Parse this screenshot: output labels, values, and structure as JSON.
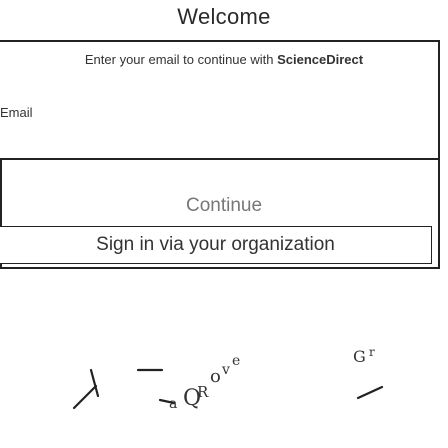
{
  "header": {
    "title": "Welcome"
  },
  "form": {
    "prompt_prefix": "Enter your email to continue with ",
    "prompt_brand": "ScienceDirect",
    "email_label": "Email",
    "continue_label": "Continue",
    "sso_label": "Sign in via your organization"
  },
  "colors": {
    "border": "#222222",
    "muted_text": "#777777",
    "background": "#ffffff"
  }
}
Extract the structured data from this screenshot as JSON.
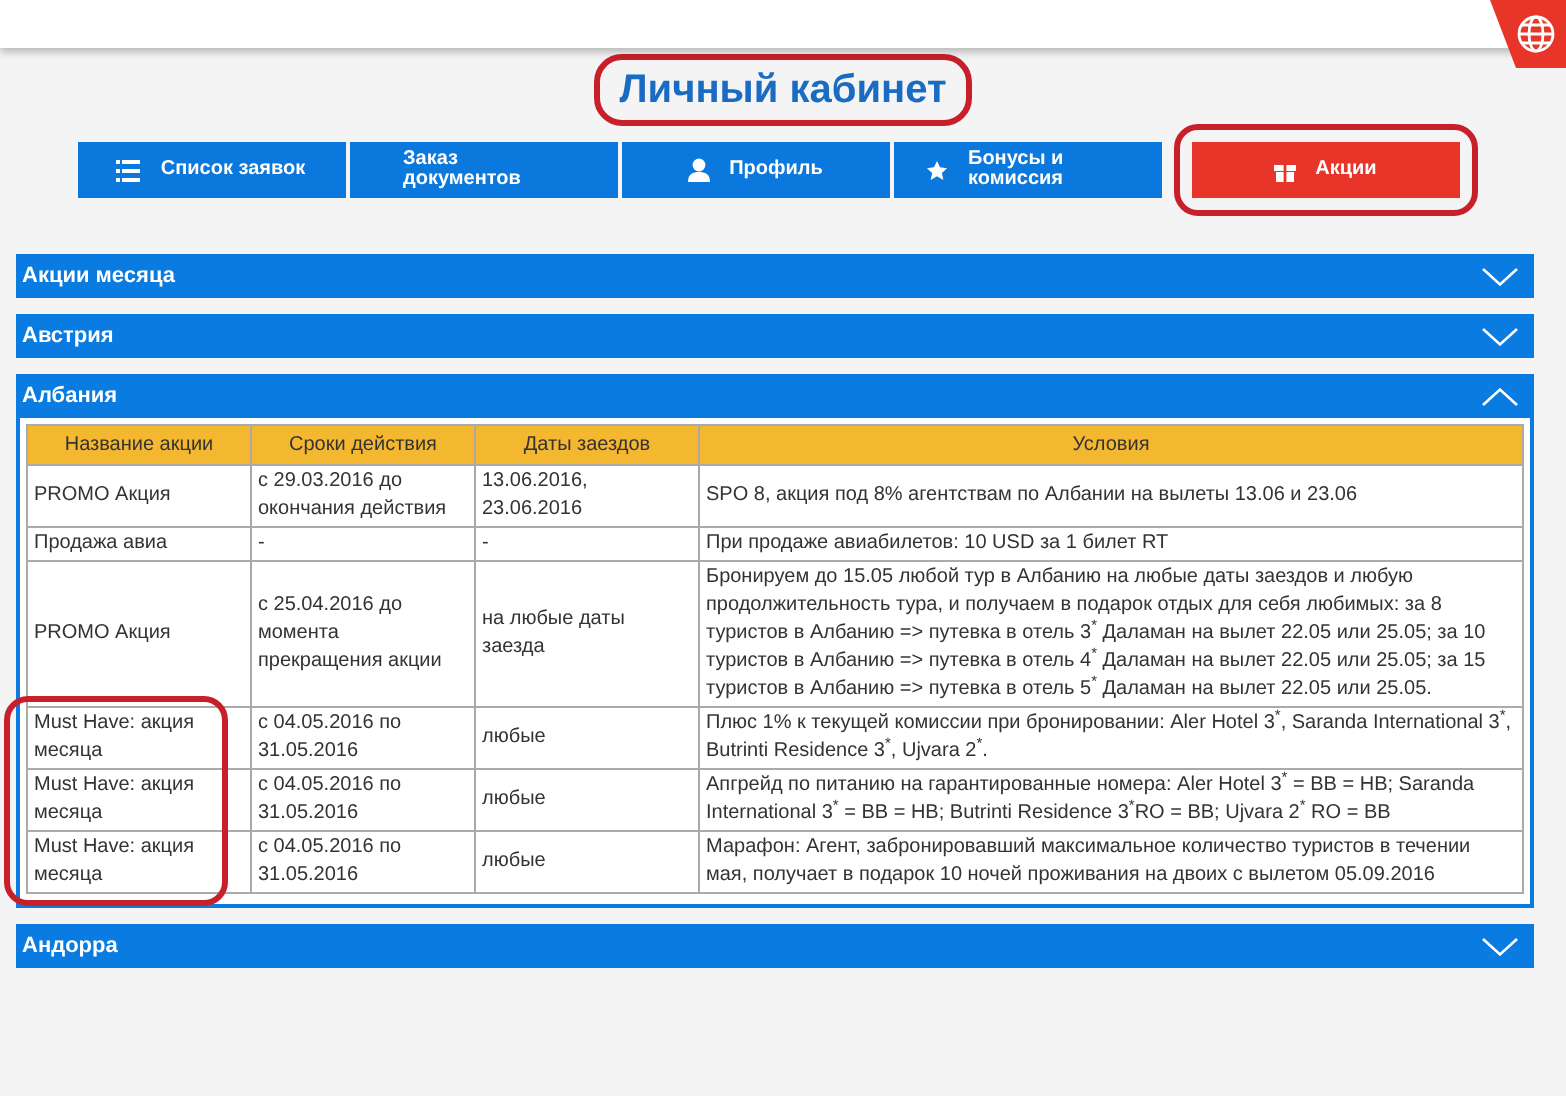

•••••

= What this task involves =
Output the data exactly. Pictures don't belong in the result.

= Final result =
Parse this screenshot: output labels, values, and structure as JSON.
{
  "header": {
    "title": "Welcome"
  },
  "form": {
    "prompt_prefix": "Enter your email to continue with ",
    "prompt_brand": "ScienceDirect",
    "email_label": "Email",
    "continue_label": "Continue",
    "sso_label": "Sign in via your organization"
  },
  "colors": {
    "border": "#222222",
    "muted_text": "#777777",
    "background": "#ffffff"
  }
}
Extract the structured data from this screenshot as JSON.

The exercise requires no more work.